### [Your goal]
Reproduce the listing below verbatim, line for line, with no changes.
## START Task inputs
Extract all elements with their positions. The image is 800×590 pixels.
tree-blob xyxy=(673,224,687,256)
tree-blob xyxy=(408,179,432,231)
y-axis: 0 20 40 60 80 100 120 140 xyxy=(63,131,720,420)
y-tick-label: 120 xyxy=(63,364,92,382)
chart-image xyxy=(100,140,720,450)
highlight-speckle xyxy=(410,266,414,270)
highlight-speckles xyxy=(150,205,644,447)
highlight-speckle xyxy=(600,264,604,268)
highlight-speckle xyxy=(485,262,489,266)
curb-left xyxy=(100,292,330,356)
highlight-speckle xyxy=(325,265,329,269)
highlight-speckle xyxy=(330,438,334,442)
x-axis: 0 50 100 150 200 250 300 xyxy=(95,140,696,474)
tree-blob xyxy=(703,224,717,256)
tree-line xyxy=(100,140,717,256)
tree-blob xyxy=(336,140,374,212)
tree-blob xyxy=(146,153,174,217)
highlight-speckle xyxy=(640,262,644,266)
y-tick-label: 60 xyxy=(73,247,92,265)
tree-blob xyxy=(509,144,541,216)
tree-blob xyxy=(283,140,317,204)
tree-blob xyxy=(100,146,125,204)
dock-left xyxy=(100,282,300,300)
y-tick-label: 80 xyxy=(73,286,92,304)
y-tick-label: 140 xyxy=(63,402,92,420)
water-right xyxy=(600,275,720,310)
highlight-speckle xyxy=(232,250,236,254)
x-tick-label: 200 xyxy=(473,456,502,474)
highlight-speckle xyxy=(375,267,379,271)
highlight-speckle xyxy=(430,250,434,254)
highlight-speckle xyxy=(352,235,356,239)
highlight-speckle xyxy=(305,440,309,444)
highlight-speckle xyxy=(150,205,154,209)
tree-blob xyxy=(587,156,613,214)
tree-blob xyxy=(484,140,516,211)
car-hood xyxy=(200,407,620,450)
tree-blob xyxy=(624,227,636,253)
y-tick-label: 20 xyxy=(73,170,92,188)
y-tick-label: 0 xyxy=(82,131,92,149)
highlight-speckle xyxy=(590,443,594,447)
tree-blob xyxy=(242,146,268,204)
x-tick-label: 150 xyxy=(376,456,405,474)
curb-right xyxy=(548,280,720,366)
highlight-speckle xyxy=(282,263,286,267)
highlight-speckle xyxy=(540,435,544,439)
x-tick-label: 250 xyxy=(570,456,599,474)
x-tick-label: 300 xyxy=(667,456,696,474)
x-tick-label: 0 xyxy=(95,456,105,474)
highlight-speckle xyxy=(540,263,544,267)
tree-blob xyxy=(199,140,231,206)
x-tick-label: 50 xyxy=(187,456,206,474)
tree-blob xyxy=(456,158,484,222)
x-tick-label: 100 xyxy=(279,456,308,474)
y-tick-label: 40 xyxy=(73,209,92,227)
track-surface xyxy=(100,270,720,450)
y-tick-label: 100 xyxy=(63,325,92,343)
## END Task inputs
### [Problem solution]
Extract all elements with their positions. The image is 800×590 pixels.
tree-blob xyxy=(673,224,687,256)
tree-blob xyxy=(408,179,432,231)
y-axis: 0 20 40 60 80 100 120 140 xyxy=(63,131,720,420)
y-tick-label: 120 xyxy=(63,364,92,382)
chart-image xyxy=(100,140,720,450)
highlight-speckle xyxy=(410,266,414,270)
highlight-speckles xyxy=(150,205,644,447)
highlight-speckle xyxy=(600,264,604,268)
highlight-speckle xyxy=(485,262,489,266)
curb-left xyxy=(100,292,330,356)
highlight-speckle xyxy=(325,265,329,269)
highlight-speckle xyxy=(330,438,334,442)
x-axis: 0 50 100 150 200 250 300 xyxy=(95,140,696,474)
tree-blob xyxy=(703,224,717,256)
tree-line xyxy=(100,140,717,256)
tree-blob xyxy=(336,140,374,212)
tree-blob xyxy=(146,153,174,217)
highlight-speckle xyxy=(640,262,644,266)
y-tick-label: 60 xyxy=(73,247,92,265)
tree-blob xyxy=(509,144,541,216)
tree-blob xyxy=(283,140,317,204)
tree-blob xyxy=(100,146,125,204)
dock-left xyxy=(100,282,300,300)
y-tick-label: 80 xyxy=(73,286,92,304)
y-tick-label: 140 xyxy=(63,402,92,420)
water-right xyxy=(600,275,720,310)
highlight-speckle xyxy=(232,250,236,254)
x-tick-label: 200 xyxy=(473,456,502,474)
highlight-speckle xyxy=(375,267,379,271)
highlight-speckle xyxy=(430,250,434,254)
highlight-speckle xyxy=(352,235,356,239)
highlight-speckle xyxy=(305,440,309,444)
highlight-speckle xyxy=(150,205,154,209)
tree-blob xyxy=(587,156,613,214)
tree-blob xyxy=(484,140,516,211)
car-hood xyxy=(200,407,620,450)
tree-blob xyxy=(624,227,636,253)
y-tick-label: 20 xyxy=(73,170,92,188)
y-tick-label: 0 xyxy=(82,131,92,149)
highlight-speckle xyxy=(590,443,594,447)
tree-blob xyxy=(242,146,268,204)
x-tick-label: 150 xyxy=(376,456,405,474)
curb-right xyxy=(548,280,720,366)
highlight-speckle xyxy=(282,263,286,267)
highlight-speckle xyxy=(540,435,544,439)
x-tick-label: 250 xyxy=(570,456,599,474)
x-tick-label: 300 xyxy=(667,456,696,474)
x-tick-label: 0 xyxy=(95,456,105,474)
highlight-speckle xyxy=(540,263,544,267)
tree-blob xyxy=(199,140,231,206)
x-tick-label: 50 xyxy=(187,456,206,474)
tree-blob xyxy=(456,158,484,222)
x-tick-label: 100 xyxy=(279,456,308,474)
y-tick-label: 40 xyxy=(73,209,92,227)
track-surface xyxy=(100,270,720,450)
y-tick-label: 100 xyxy=(63,325,92,343)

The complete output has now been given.